Source material.
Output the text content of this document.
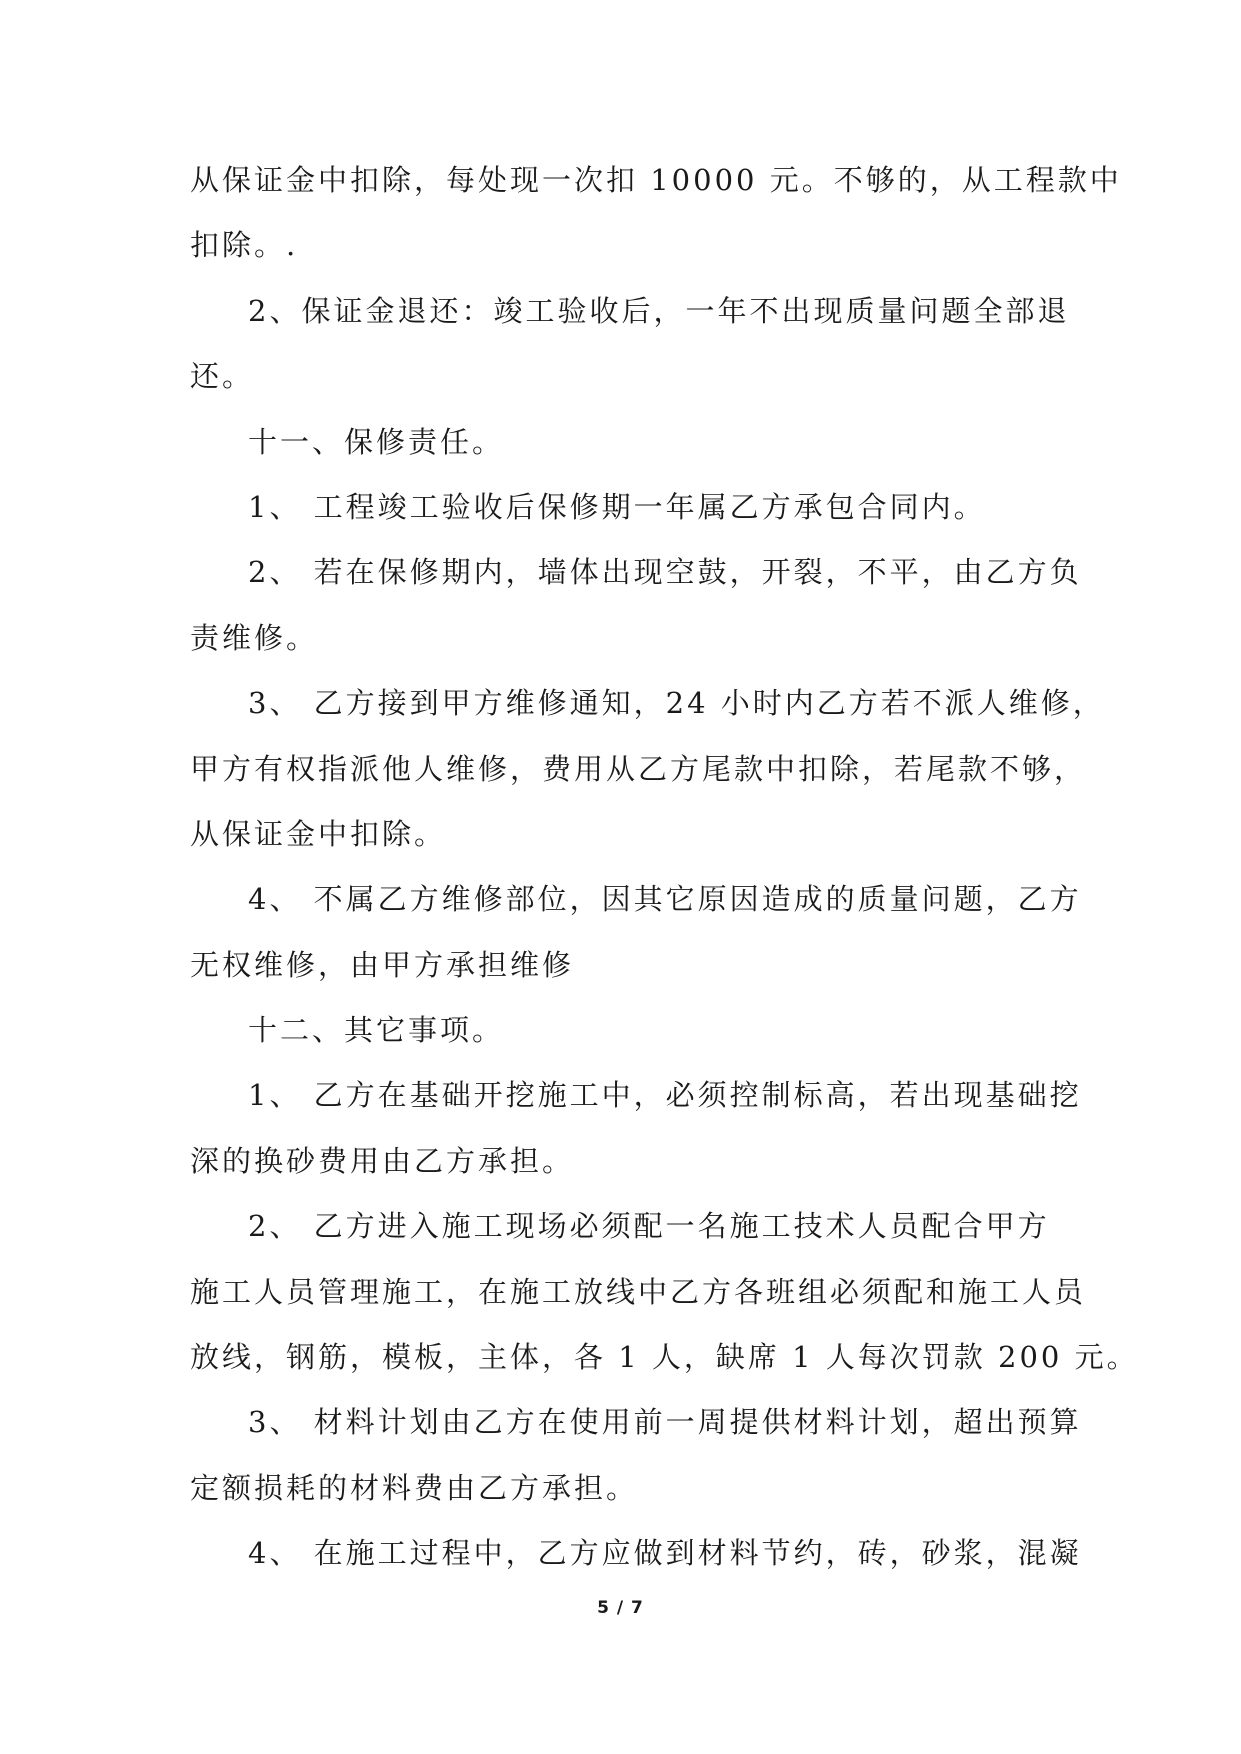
从保证金中扣除，每处现一次扣 10000 元。不够的，从工程款中
扣除。.
2、保证金退还：竣工验收后，一年不出现质量问题全部退
还。
十一、保修责任。
1、 工程竣工验收后保修期一年属乙方承包合同内。
2、 若在保修期内，墙体出现空鼓，开裂，不平，由乙方负
责维修。
3、 乙方接到甲方维修通知，24 小时内乙方若不派人维修，
甲方有权指派他人维修，费用从乙方尾款中扣除，若尾款不够，
从保证金中扣除。
4、 不属乙方维修部位，因其它原因造成的质量问题，乙方
无权维修，由甲方承担维修
十二、其它事项。
1、 乙方在基础开挖施工中，必须控制标高，若出现基础挖
深的换砂费用由乙方承担。
2、 乙方进入施工现场必须配一名施工技术人员配合甲方
施工人员管理施工，在施工放线中乙方各班组必须配和施工人员
放线，钢筋，模板，主体，各 1 人，缺席 1 人每次罚款 200 元。
3、 材料计划由乙方在使用前一周提供材料计划，超出预算
定额损耗的材料费由乙方承担。
4、 在施工过程中，乙方应做到材料节约，砖，砂浆，混凝
5 / 7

Short exercise. Pictures in the data above should not be copied; transcribe everything else exactly.

Output of the task.
Output the text content of this document.
从保证金中扣除，每处现一次扣 10000 元。不够的，从工程款中
扣除。.
2、保证金退还：竣工验收后，一年不出现质量问题全部退
还。
十一、保修责任。
1、 工程竣工验收后保修期一年属乙方承包合同内。
2、 若在保修期内，墙体出现空鼓，开裂，不平，由乙方负
责维修。
3、 乙方接到甲方维修通知，24 小时内乙方若不派人维修，
甲方有权指派他人维修，费用从乙方尾款中扣除，若尾款不够，
从保证金中扣除。
4、 不属乙方维修部位，因其它原因造成的质量问题，乙方
无权维修，由甲方承担维修
十二、其它事项。
1、 乙方在基础开挖施工中，必须控制标高，若出现基础挖
深的换砂费用由乙方承担。
2、 乙方进入施工现场必须配一名施工技术人员配合甲方
施工人员管理施工，在施工放线中乙方各班组必须配和施工人员
放线，钢筋，模板，主体，各 1 人，缺席 1 人每次罚款 200 元。
3、 材料计划由乙方在使用前一周提供材料计划，超出预算
定额损耗的材料费由乙方承担。
4、 在施工过程中，乙方应做到材料节约，砖，砂浆，混凝
5 / 7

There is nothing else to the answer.